# [What you should do]
Your job is to retype all of the data word for word, leaving every image out.

........

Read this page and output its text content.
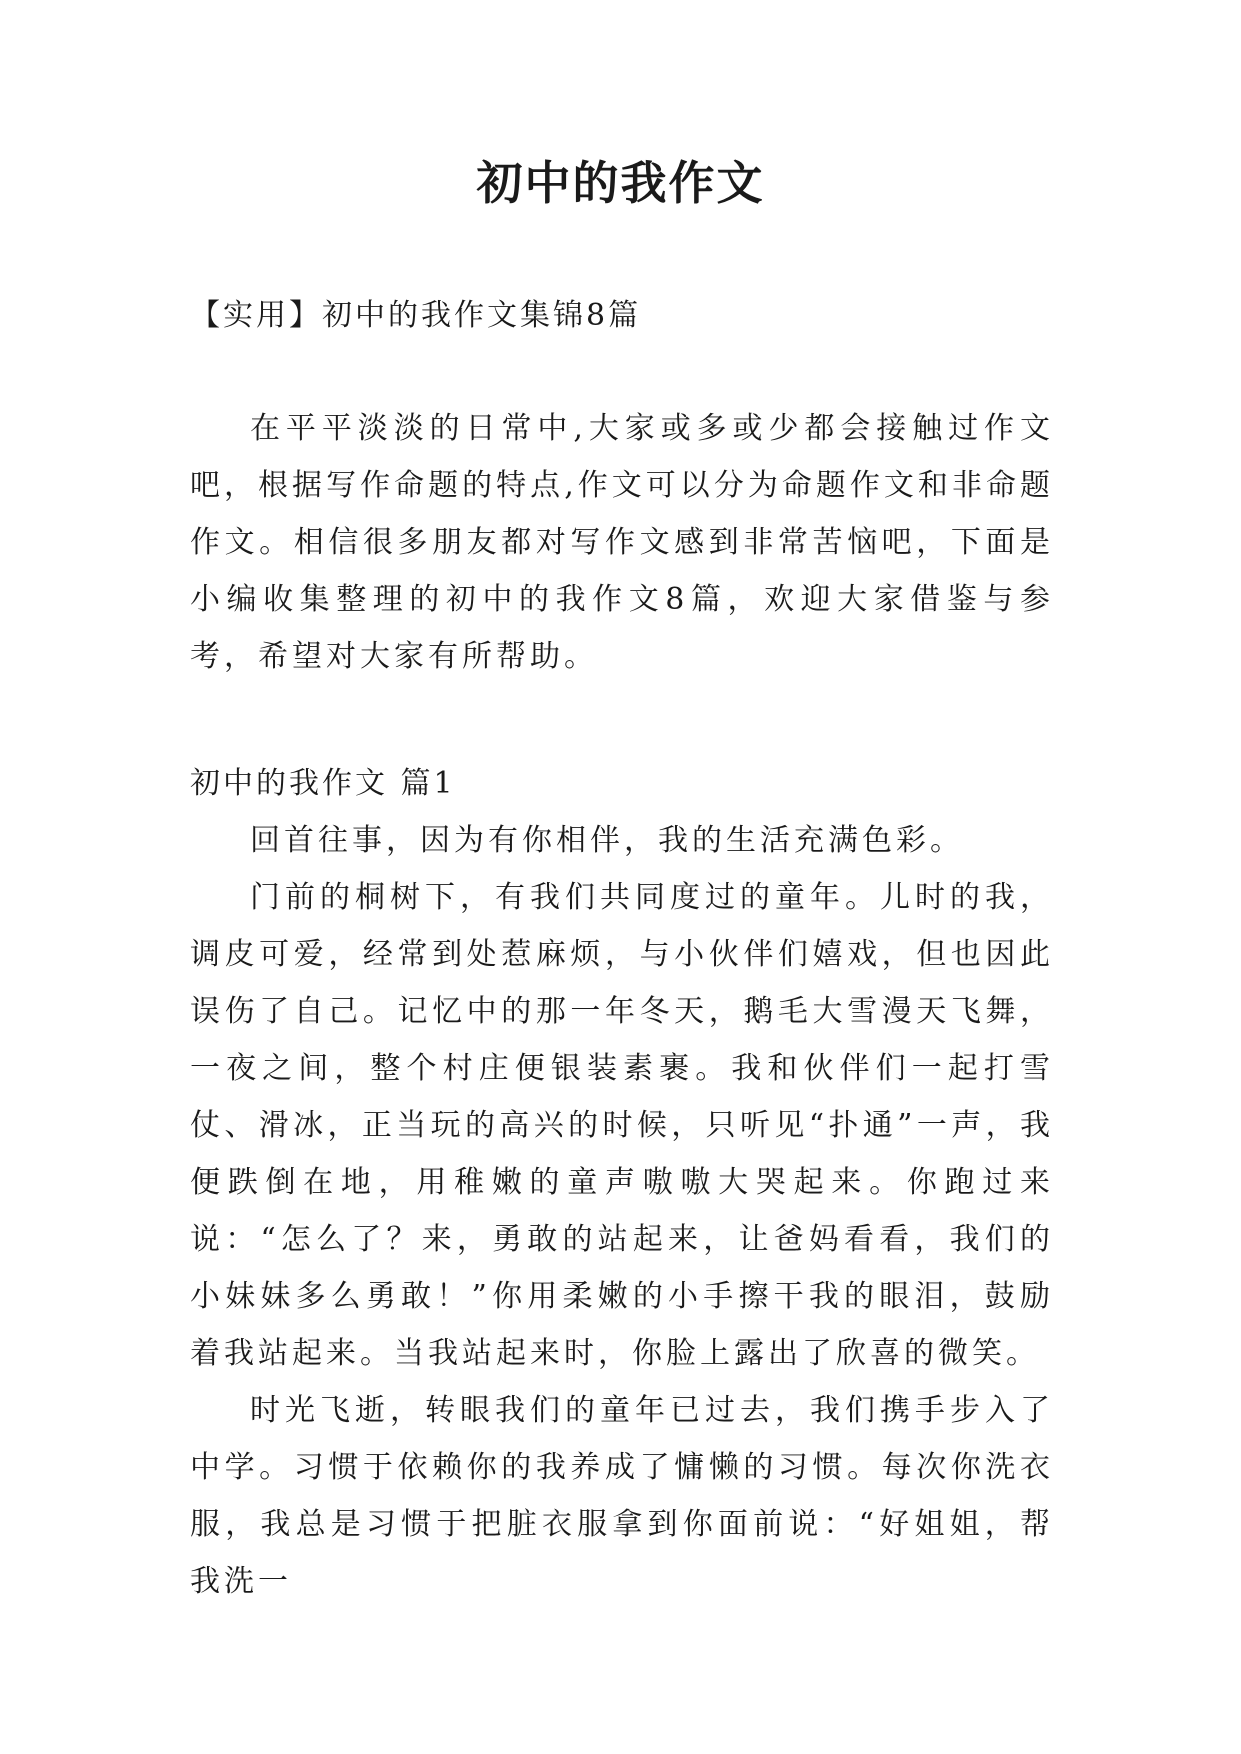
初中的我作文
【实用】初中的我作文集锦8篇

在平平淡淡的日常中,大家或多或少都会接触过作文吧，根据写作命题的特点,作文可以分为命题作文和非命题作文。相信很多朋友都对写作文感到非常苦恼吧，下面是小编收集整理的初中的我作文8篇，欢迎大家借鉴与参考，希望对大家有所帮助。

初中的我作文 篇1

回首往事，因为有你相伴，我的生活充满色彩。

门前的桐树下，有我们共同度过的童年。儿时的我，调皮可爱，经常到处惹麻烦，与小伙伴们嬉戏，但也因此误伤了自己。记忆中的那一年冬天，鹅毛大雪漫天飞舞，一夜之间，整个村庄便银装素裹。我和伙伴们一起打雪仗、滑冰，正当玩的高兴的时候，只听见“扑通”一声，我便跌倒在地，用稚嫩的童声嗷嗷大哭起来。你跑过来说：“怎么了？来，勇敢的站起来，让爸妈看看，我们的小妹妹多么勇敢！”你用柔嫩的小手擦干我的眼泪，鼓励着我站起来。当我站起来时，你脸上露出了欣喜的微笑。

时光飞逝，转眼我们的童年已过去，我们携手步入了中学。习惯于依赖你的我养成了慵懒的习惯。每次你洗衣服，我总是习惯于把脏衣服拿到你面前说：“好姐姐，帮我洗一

........

# [Answer for the task]
Read this page and output its text content.
初中的我作文
【实用】初中的我作文集锦8篇

在平平淡淡的日常中,大家或多或少都会接触过作文吧，根据写作命题的特点,作文可以分为命题作文和非命题作文。相信很多朋友都对写作文感到非常苦恼吧，下面是小编收集整理的初中的我作文8篇，欢迎大家借鉴与参考，希望对大家有所帮助。

初中的我作文 篇1

回首往事，因为有你相伴，我的生活充满色彩。

门前的桐树下，有我们共同度过的童年。儿时的我，调皮可爱，经常到处惹麻烦，与小伙伴们嬉戏，但也因此误伤了自己。记忆中的那一年冬天，鹅毛大雪漫天飞舞，一夜之间，整个村庄便银装素裹。我和伙伴们一起打雪仗、滑冰，正当玩的高兴的时候，只听见“扑通”一声，我便跌倒在地，用稚嫩的童声嗷嗷大哭起来。你跑过来说：“怎么了？来，勇敢的站起来，让爸妈看看，我们的小妹妹多么勇敢！”你用柔嫩的小手擦干我的眼泪，鼓励着我站起来。当我站起来时，你脸上露出了欣喜的微笑。

时光飞逝，转眼我们的童年已过去，我们携手步入了中学。习惯于依赖你的我养成了慵懒的习惯。每次你洗衣服，我总是习惯于把脏衣服拿到你面前说：“好姐姐，帮我洗一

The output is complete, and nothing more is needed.